Secondo l’ultimo rapporto Caritas, in Italia le persone che vivono sotto la soglia di povertà sono oltre 5 milioni. Il quadro sociale si intreccia con quello ambientale che non è esaltante, come ha sottolineato Bruno Cerabolini, ordinario di botanica ambientale all’università dell’Insubria. Lo studioso ha messo a confronto le sorgenti di produzione di CO2 e i cosiddetti carbon sink, cioè i serbatoi di carbonio in grado di assorbire anidride carbonica contribuendo in questo modo a diminuire la quantità di CO2 nell’atmosfera e di conseguenza anche il riscaldamento del pianeta. Un rapporto sbilanciato perché la capacità di assorbimento dei carbon sink è pari al 48% dell’anidride carbonica prodotta. L’utilizzo di biomasse, soprattutto quelle derivanti dalle piante infestanti, potrebbe dare un contributo nel riequilibrare quel rapporto.

Il tempo fugge. Se non si agisce il riscaldamento tra il 2040 e il 2100 porterà ad un aumento delle temperature invernali tra i due i quattro gradi. Paolo Valisa del Centro Geofisico Prealpino mostra le foto del Lago Maggiore completamente ghiacciato. Correva l’anno 1929. «L’inversione della nevosità – ha detto Valisa- è iniziata negli anni ’80. Il ritiro dei ghiacciai è stato catastrofico e senza ghiaccio il Po ha raggiunto il minimo storico».

:::::

ATTIVITÀ DA SVOLGERE:
**a)** Rispondi a queste domande sul testo su povertà e clima:
(i) Secondo l'ultimo rapporto Caritas, quante persone vivono in Italia sotto la soglia di povertà?
(ii) A quale percentuale dell'anidride carbonica prodotta corrisponde la capacità di assorbimento dei carbon sink?
(iii) In quale anno il Lago Maggiore era completamente ghiacciato nelle foto mostrate da Paolo Valisa?
**b)** Estrai dai record, senza alcuna modifica, soltanto il tratto che va dall'inizio dei record fino alla riga che contiene "y-tick-label: 78 <box>138 699 151 710</box>", con entrambi gli estremi inclusi.

:::::

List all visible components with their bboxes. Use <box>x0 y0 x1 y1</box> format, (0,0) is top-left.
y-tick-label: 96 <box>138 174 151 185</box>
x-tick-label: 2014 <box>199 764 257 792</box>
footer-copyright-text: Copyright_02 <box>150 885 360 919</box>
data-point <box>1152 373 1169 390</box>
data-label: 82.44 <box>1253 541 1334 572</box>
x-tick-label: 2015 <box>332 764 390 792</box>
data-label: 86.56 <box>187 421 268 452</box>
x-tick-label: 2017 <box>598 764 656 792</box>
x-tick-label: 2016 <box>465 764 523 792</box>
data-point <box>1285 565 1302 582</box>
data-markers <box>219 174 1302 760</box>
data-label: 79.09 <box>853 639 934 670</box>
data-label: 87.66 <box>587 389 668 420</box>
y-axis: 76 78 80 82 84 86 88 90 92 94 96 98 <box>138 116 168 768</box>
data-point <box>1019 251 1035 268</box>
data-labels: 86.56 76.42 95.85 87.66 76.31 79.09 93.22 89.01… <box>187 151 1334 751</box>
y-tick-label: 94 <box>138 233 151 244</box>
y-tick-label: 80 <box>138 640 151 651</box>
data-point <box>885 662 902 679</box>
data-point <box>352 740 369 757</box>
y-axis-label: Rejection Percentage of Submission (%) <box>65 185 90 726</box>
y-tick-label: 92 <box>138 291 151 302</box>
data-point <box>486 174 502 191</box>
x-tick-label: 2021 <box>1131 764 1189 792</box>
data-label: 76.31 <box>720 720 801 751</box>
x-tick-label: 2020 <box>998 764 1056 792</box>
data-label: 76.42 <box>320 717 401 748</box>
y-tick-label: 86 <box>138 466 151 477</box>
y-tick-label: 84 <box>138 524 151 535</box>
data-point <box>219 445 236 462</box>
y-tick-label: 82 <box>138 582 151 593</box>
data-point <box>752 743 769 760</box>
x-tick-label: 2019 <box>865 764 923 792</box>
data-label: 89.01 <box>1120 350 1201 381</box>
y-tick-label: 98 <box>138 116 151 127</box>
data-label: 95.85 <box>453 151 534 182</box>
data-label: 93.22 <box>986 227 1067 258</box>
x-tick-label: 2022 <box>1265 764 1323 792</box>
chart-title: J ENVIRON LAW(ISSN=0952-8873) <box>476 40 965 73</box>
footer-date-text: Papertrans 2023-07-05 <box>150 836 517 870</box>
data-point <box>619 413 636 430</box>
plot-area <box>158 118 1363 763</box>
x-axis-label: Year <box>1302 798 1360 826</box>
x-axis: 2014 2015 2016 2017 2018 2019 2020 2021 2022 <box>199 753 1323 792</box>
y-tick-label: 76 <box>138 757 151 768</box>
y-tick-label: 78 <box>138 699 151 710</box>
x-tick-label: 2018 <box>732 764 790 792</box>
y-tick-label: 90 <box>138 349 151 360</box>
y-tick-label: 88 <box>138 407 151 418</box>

:::::

SOLUZIONI DELL'ESERCIZIO:
**a)**
(i) Oltre 5 milioni.
(ii) Il 48%.
(iii) Nel 1929.

**b)**
List all visible components with their bboxes. Use <box>x0 y0 x1 y1</box> format, (0,0) is top-left.
y-tick-label: 96 <box>138 174 151 185</box>
x-tick-label: 2014 <box>199 764 257 792</box>
footer-copyright-text: Copyright_02 <box>150 885 360 919</box>
data-point <box>1152 373 1169 390</box>
data-label: 82.44 <box>1253 541 1334 572</box>
x-tick-label: 2015 <box>332 764 390 792</box>
data-label: 86.56 <box>187 421 268 452</box>
x-tick-label: 2017 <box>598 764 656 792</box>
x-tick-label: 2016 <box>465 764 523 792</box>
data-point <box>1285 565 1302 582</box>
data-markers <box>219 174 1302 760</box>
data-label: 79.09 <box>853 639 934 670</box>
data-label: 87.66 <box>587 389 668 420</box>
y-axis: 76 78 80 82 84 86 88 90 92 94 96 98 <box>138 116 168 768</box>
data-point <box>1019 251 1035 268</box>
data-labels: 86.56 76.42 95.85 87.66 76.31 79.09 93.22 89.01… <box>187 151 1334 751</box>
y-tick-label: 94 <box>138 233 151 244</box>
y-tick-label: 80 <box>138 640 151 651</box>
data-point <box>885 662 902 679</box>
data-point <box>352 740 369 757</box>
y-axis-label: Rejection Percentage of Submission (%) <box>65 185 90 726</box>
y-tick-label: 92 <box>138 291 151 302</box>
data-point <box>486 174 502 191</box>
x-tick-label: 2021 <box>1131 764 1189 792</box>
data-label: 76.31 <box>720 720 801 751</box>
x-tick-label: 2020 <box>998 764 1056 792</box>
data-label: 76.42 <box>320 717 401 748</box>
y-tick-label: 86 <box>138 466 151 477</box>
y-tick-label: 84 <box>138 524 151 535</box>
data-point <box>219 445 236 462</box>
y-tick-label: 82 <box>138 582 151 593</box>
data-point <box>752 743 769 760</box>
x-tick-label: 2019 <box>865 764 923 792</box>
data-label: 89.01 <box>1120 350 1201 381</box>
y-tick-label: 98 <box>138 116 151 127</box>
data-label: 95.85 <box>453 151 534 182</box>
data-label: 93.22 <box>986 227 1067 258</box>
x-tick-label: 2022 <box>1265 764 1323 792</box>
chart-title: J ENVIRON LAW(ISSN=0952-8873) <box>476 40 965 73</box>
footer-date-text: Papertrans 2023-07-05 <box>150 836 517 870</box>
data-point <box>619 413 636 430</box>
plot-area <box>158 118 1363 763</box>
x-axis-label: Year <box>1302 798 1360 826</box>
x-axis: 2014 2015 2016 2017 2018 2019 2020 2021 2022 <box>199 753 1323 792</box>
y-tick-label: 76 <box>138 757 151 768</box>
y-tick-label: 78 <box>138 699 151 710</box>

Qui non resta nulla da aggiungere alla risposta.